§ TASK INSTRUCTIONS:
Find all lines in the listing that include the word "event", then copy them.

[Data tied to figure images]

-*-

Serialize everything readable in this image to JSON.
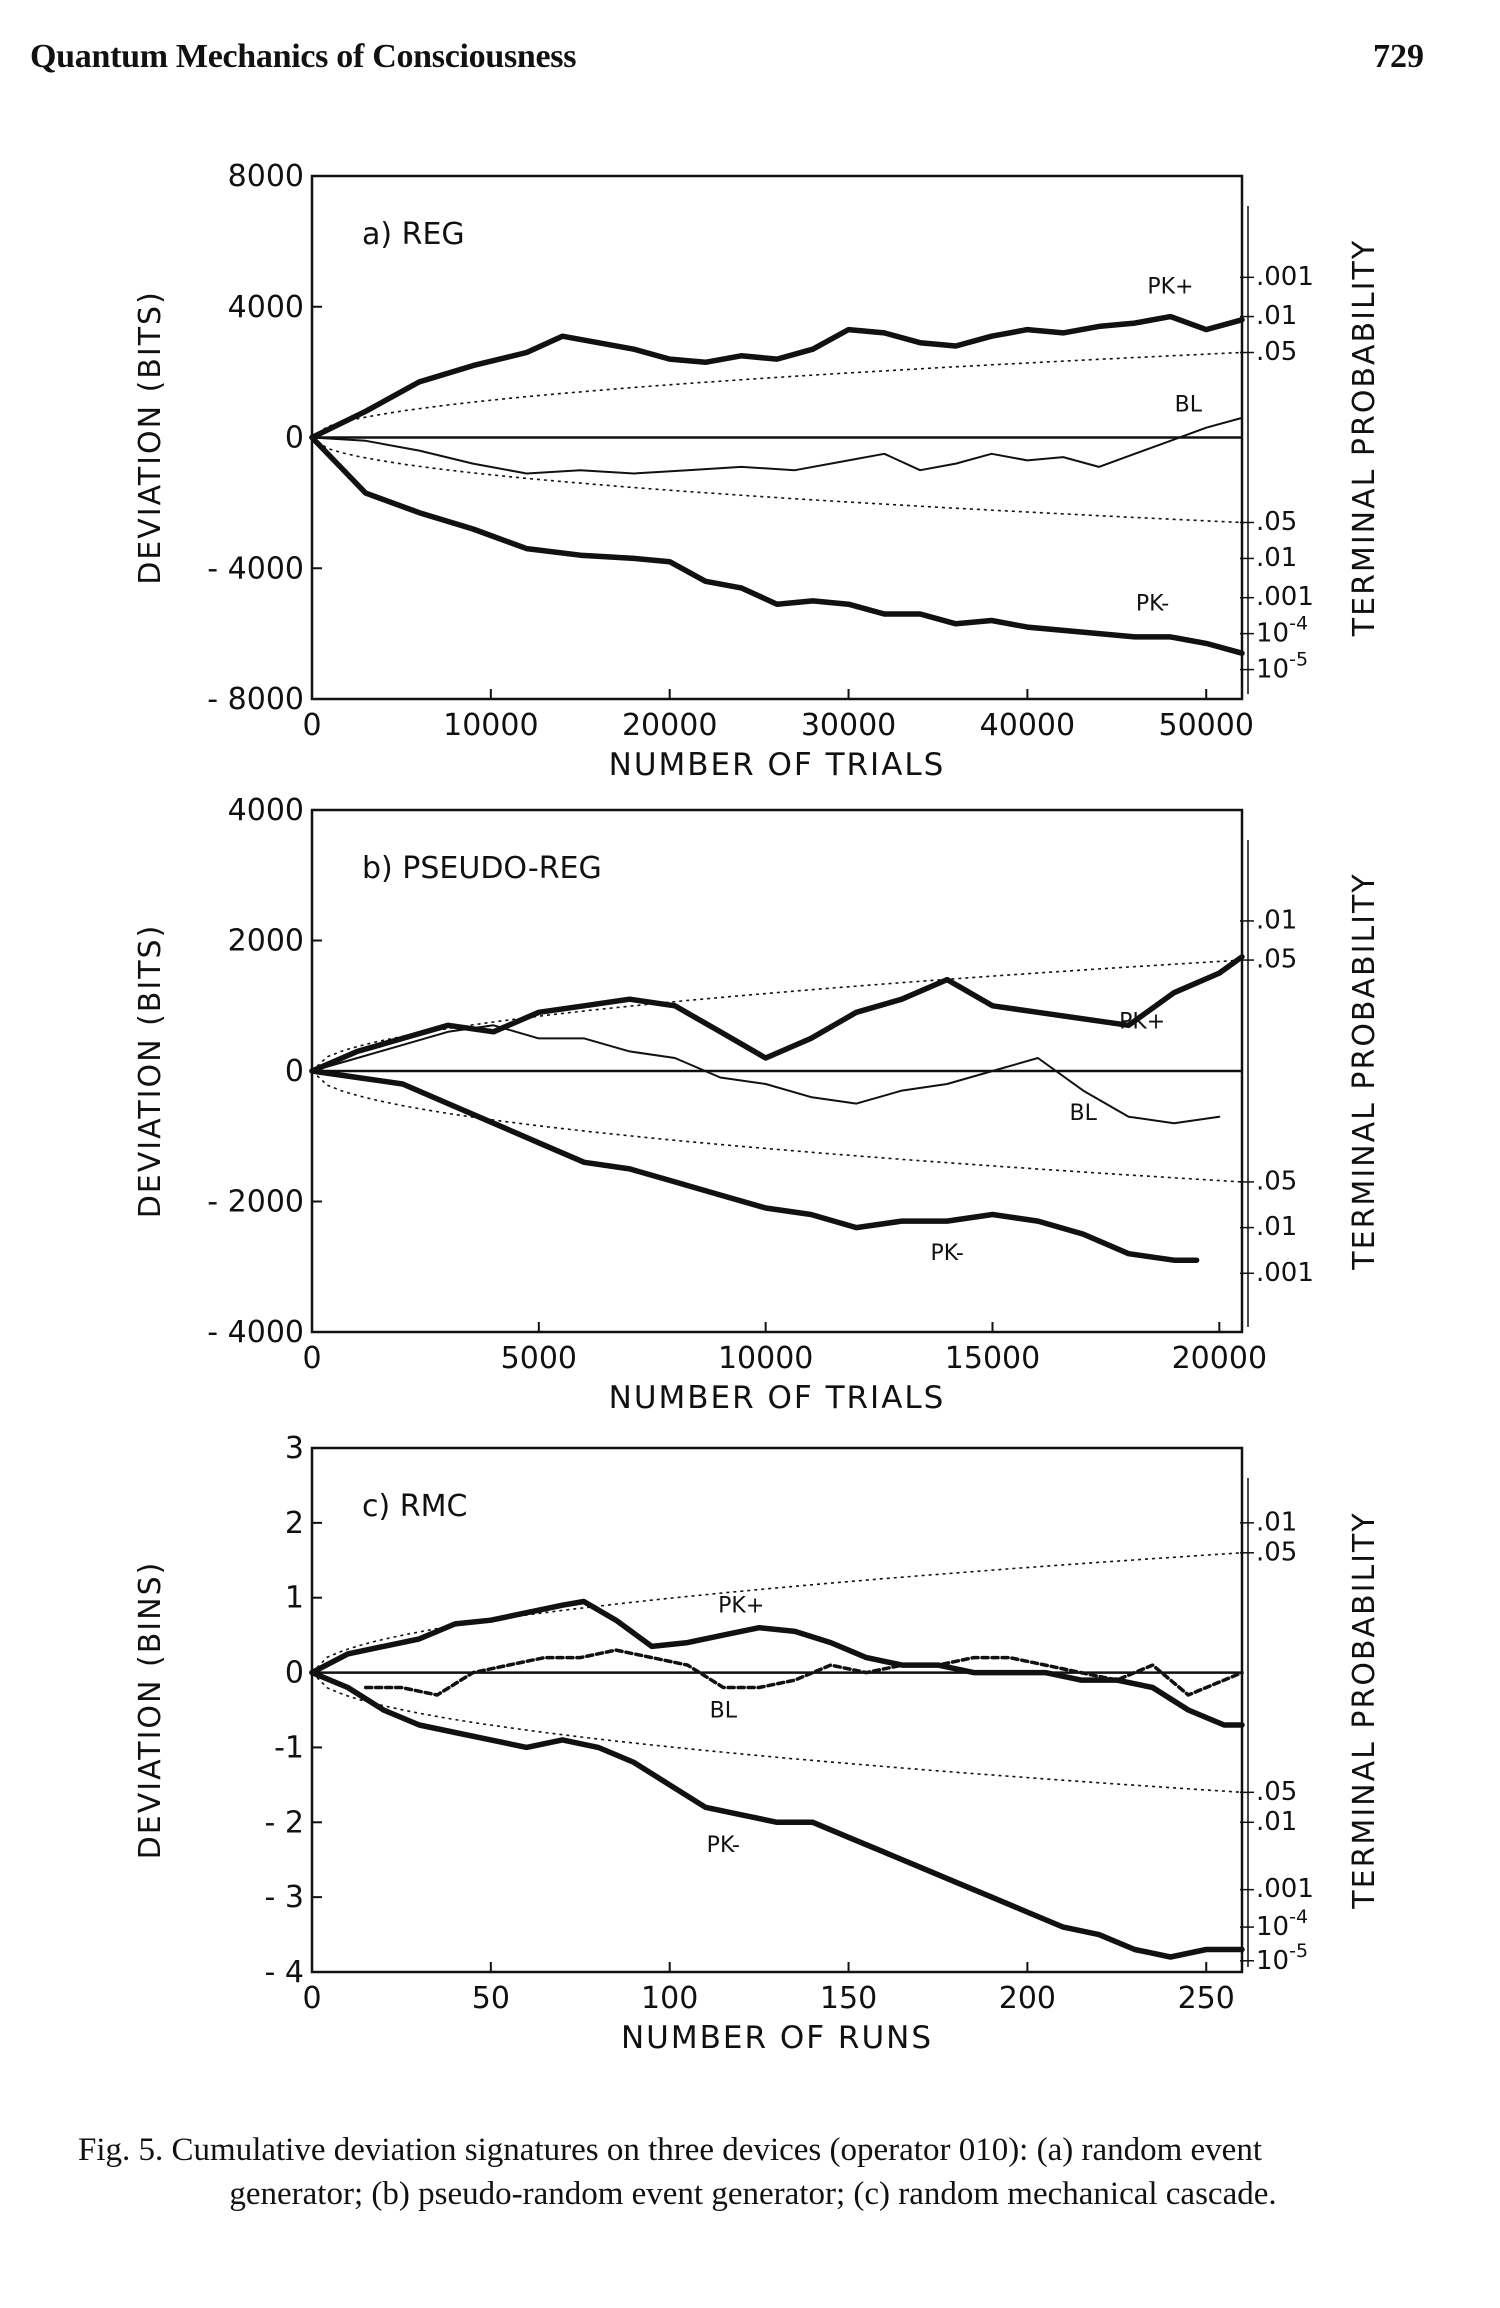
{
  "header": {
    "running_title": "Quantum Mechanics of Consciousness",
    "page_number": "729"
  },
  "caption": {
    "line1": "Fig. 5.  Cumulative deviation signatures on three devices (operator 010): (a) random event",
    "line2": "generator; (b) pseudo-random event generator; (c) random mechanical cascade."
  },
  "chart_data": [
    {
      "type": "line",
      "panel_label": "a) REG",
      "xlabel": "NUMBER OF TRIALS",
      "ylabel": "DEVIATION (BITS)",
      "right_label": "TERMINAL PROBABILITY",
      "xlim": [
        0,
        52000
      ],
      "ylim": [
        -8000,
        8000
      ],
      "x_ticks": [
        0,
        10000,
        20000,
        30000,
        40000,
        50000
      ],
      "x_tick_labels": [
        "0",
        "10000",
        "20000",
        "30000",
        "40000",
        "50000"
      ],
      "y_ticks": [
        8000,
        4000,
        0,
        -4000,
        -8000
      ],
      "y_tick_labels": [
        "8000",
        "4000",
        "0",
        "- 4000",
        "- 8000"
      ],
      "probability_labels": [
        {
          "text": ".001",
          "y": 4900
        },
        {
          "text": ".01",
          "y": 3700
        },
        {
          "text": ".05",
          "y": 2600
        },
        {
          "text": ".05",
          "y": -2600
        },
        {
          "text": ".01",
          "y": -3700
        },
        {
          "text": ".001",
          "y": -4900
        },
        {
          "text": "10-4",
          "y": -6000
        },
        {
          "text": "10-5",
          "y": -7100
        }
      ],
      "envelope_at_max_x": 2600,
      "series": [
        {
          "name": "PK+",
          "style": "heavy",
          "x": [
            0,
            3000,
            6000,
            9000,
            12000,
            14000,
            16000,
            18000,
            20000,
            22000,
            24000,
            26000,
            28000,
            30000,
            32000,
            34000,
            36000,
            38000,
            40000,
            42000,
            44000,
            46000,
            48000,
            50000,
            52000
          ],
          "y": [
            0,
            800,
            1700,
            2200,
            2600,
            3100,
            2900,
            2700,
            2400,
            2300,
            2500,
            2400,
            2700,
            3300,
            3200,
            2900,
            2800,
            3100,
            3300,
            3200,
            3400,
            3500,
            3700,
            3300,
            3600
          ]
        },
        {
          "name": "BL",
          "style": "thin",
          "x": [
            0,
            3000,
            6000,
            9000,
            12000,
            15000,
            18000,
            21000,
            24000,
            27000,
            30000,
            32000,
            34000,
            36000,
            38000,
            40000,
            42000,
            44000,
            46000,
            48000,
            50000,
            52000
          ],
          "y": [
            0,
            -100,
            -400,
            -800,
            -1100,
            -1000,
            -1100,
            -1000,
            -900,
            -1000,
            -700,
            -500,
            -1000,
            -800,
            -500,
            -700,
            -600,
            -900,
            -500,
            -100,
            300,
            600
          ]
        },
        {
          "name": "PK-",
          "style": "heavy",
          "x": [
            0,
            3000,
            6000,
            9000,
            12000,
            15000,
            18000,
            20000,
            22000,
            24000,
            26000,
            28000,
            30000,
            32000,
            34000,
            36000,
            38000,
            40000,
            42000,
            44000,
            46000,
            48000,
            50000,
            52000
          ],
          "y": [
            0,
            -1700,
            -2300,
            -2800,
            -3400,
            -3600,
            -3700,
            -3800,
            -4400,
            -4600,
            -5100,
            -5000,
            -5100,
            -5400,
            -5400,
            -5700,
            -5600,
            -5800,
            -5900,
            -6000,
            -6100,
            -6100,
            -6300,
            -6600
          ]
        }
      ],
      "series_labels": [
        {
          "text": "PK+",
          "x": 48000,
          "y": 4400
        },
        {
          "text": "BL",
          "x": 49000,
          "y": 800
        },
        {
          "text": "PK-",
          "x": 47000,
          "y": -5300
        }
      ]
    },
    {
      "type": "line",
      "panel_label": "b) PSEUDO-REG",
      "xlabel": "NUMBER OF TRIALS",
      "ylabel": "DEVIATION (BITS)",
      "right_label": "TERMINAL PROBABILITY",
      "xlim": [
        0,
        20500
      ],
      "ylim": [
        -4000,
        4000
      ],
      "x_ticks": [
        0,
        5000,
        10000,
        15000,
        20000
      ],
      "x_tick_labels": [
        "0",
        "5000",
        "10000",
        "15000",
        "20000"
      ],
      "y_ticks": [
        4000,
        2000,
        0,
        -2000,
        -4000
      ],
      "y_tick_labels": [
        "4000",
        "2000",
        "0",
        "- 2000",
        "- 4000"
      ],
      "probability_labels": [
        {
          "text": ".01",
          "y": 2300
        },
        {
          "text": ".05",
          "y": 1700
        },
        {
          "text": ".05",
          "y": -1700
        },
        {
          "text": ".01",
          "y": -2400
        },
        {
          "text": ".001",
          "y": -3100
        }
      ],
      "envelope_at_max_x": 1700,
      "series": [
        {
          "name": "PK+",
          "style": "heavy",
          "x": [
            0,
            1000,
            2000,
            3000,
            4000,
            5000,
            6000,
            7000,
            8000,
            9000,
            10000,
            11000,
            12000,
            13000,
            14000,
            15000,
            16000,
            17000,
            18000,
            19000,
            20000,
            20500
          ],
          "y": [
            0,
            300,
            500,
            700,
            600,
            900,
            1000,
            1100,
            1000,
            600,
            200,
            500,
            900,
            1100,
            1400,
            1000,
            900,
            800,
            700,
            1200,
            1500,
            1750
          ]
        },
        {
          "name": "BL",
          "style": "thin",
          "x": [
            0,
            1000,
            2000,
            3000,
            4000,
            5000,
            6000,
            7000,
            8000,
            9000,
            10000,
            11000,
            12000,
            13000,
            14000,
            15000,
            16000,
            17000,
            18000,
            19000,
            20000
          ],
          "y": [
            0,
            200,
            400,
            600,
            700,
            500,
            500,
            300,
            200,
            -100,
            -200,
            -400,
            -500,
            -300,
            -200,
            0,
            200,
            -300,
            -700,
            -800,
            -700
          ]
        },
        {
          "name": "PK-",
          "style": "heavy",
          "x": [
            0,
            1000,
            2000,
            3000,
            4000,
            5000,
            6000,
            7000,
            8000,
            9000,
            10000,
            11000,
            12000,
            13000,
            14000,
            15000,
            16000,
            17000,
            18000,
            19000,
            19500
          ],
          "y": [
            0,
            -100,
            -200,
            -500,
            -800,
            -1100,
            -1400,
            -1500,
            -1700,
            -1900,
            -2100,
            -2200,
            -2400,
            -2300,
            -2300,
            -2200,
            -2300,
            -2500,
            -2800,
            -2900,
            -2900
          ]
        }
      ],
      "series_labels": [
        {
          "text": "PK+",
          "x": 18300,
          "y": 650
        },
        {
          "text": "BL",
          "x": 17000,
          "y": -750
        },
        {
          "text": "PK-",
          "x": 14000,
          "y": -2900
        }
      ]
    },
    {
      "type": "line",
      "panel_label": "c) RMC",
      "xlabel": "NUMBER OF RUNS",
      "ylabel": "DEVIATION (BINS)",
      "right_label": "TERMINAL PROBABILITY",
      "xlim": [
        0,
        260
      ],
      "ylim": [
        -4,
        3
      ],
      "x_ticks": [
        0,
        50,
        100,
        150,
        200,
        250
      ],
      "x_tick_labels": [
        "0",
        "50",
        "100",
        "150",
        "200",
        "250"
      ],
      "y_ticks": [
        3,
        2,
        1,
        0,
        -1,
        -2,
        -3,
        -4
      ],
      "y_tick_labels": [
        "3",
        "2",
        "1",
        "0",
        "-1",
        "- 2",
        "- 3",
        "- 4"
      ],
      "probability_labels": [
        {
          "text": ".01",
          "y": 2.0
        },
        {
          "text": ".05",
          "y": 1.6
        },
        {
          "text": ".05",
          "y": -1.6
        },
        {
          "text": ".01",
          "y": -2.0
        },
        {
          "text": ".001",
          "y": -2.9
        },
        {
          "text": "10-4",
          "y": -3.4
        },
        {
          "text": "10-5",
          "y": -3.85
        }
      ],
      "envelope_at_max_x": 1.6,
      "series": [
        {
          "name": "PK+",
          "style": "heavy",
          "x": [
            0,
            10,
            20,
            30,
            40,
            50,
            60,
            70,
            76,
            85,
            95,
            105,
            115,
            125,
            135,
            145,
            155,
            165,
            175,
            185,
            195,
            205,
            215,
            225,
            235,
            245,
            255,
            260
          ],
          "y": [
            0,
            0.25,
            0.35,
            0.45,
            0.65,
            0.7,
            0.8,
            0.9,
            0.95,
            0.7,
            0.35,
            0.4,
            0.5,
            0.6,
            0.55,
            0.4,
            0.2,
            0.1,
            0.1,
            0.0,
            0.0,
            0.0,
            -0.1,
            -0.1,
            -0.2,
            -0.5,
            -0.7,
            -0.7
          ]
        },
        {
          "name": "BL",
          "style": "dashed",
          "x": [
            15,
            25,
            35,
            45,
            55,
            65,
            75,
            85,
            95,
            105,
            115,
            125,
            135,
            145,
            155,
            165,
            175,
            185,
            195,
            205,
            215,
            225,
            235,
            245,
            255,
            260
          ],
          "y": [
            -0.2,
            -0.2,
            -0.3,
            0.0,
            0.1,
            0.2,
            0.2,
            0.3,
            0.2,
            0.1,
            -0.2,
            -0.2,
            -0.1,
            0.1,
            0.0,
            0.1,
            0.1,
            0.2,
            0.2,
            0.1,
            0.0,
            -0.1,
            0.1,
            -0.3,
            -0.1,
            0.0
          ]
        },
        {
          "name": "PK-",
          "style": "heavy",
          "x": [
            0,
            10,
            20,
            30,
            40,
            50,
            60,
            70,
            80,
            90,
            100,
            110,
            120,
            130,
            140,
            150,
            160,
            170,
            180,
            190,
            200,
            210,
            220,
            230,
            240,
            250,
            260
          ],
          "y": [
            0,
            -0.2,
            -0.5,
            -0.7,
            -0.8,
            -0.9,
            -1.0,
            -0.9,
            -1.0,
            -1.2,
            -1.5,
            -1.8,
            -1.9,
            -2.0,
            -2.0,
            -2.2,
            -2.4,
            -2.6,
            -2.8,
            -3.0,
            -3.2,
            -3.4,
            -3.5,
            -3.7,
            -3.8,
            -3.7,
            -3.7
          ]
        }
      ],
      "series_labels": [
        {
          "text": "PK+",
          "x": 120,
          "y": 0.8
        },
        {
          "text": "BL",
          "x": 115,
          "y": -0.6
        },
        {
          "text": "PK-",
          "x": 115,
          "y": -2.4
        }
      ]
    }
  ]
}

-*-

§ SOLUTION:
    "line1": "Fig. 5.  Cumulative deviation signatures on three devices (operator 010): (a) random event",
    "line2": "generator; (b) pseudo-random event generator; (c) random mechanical cascade."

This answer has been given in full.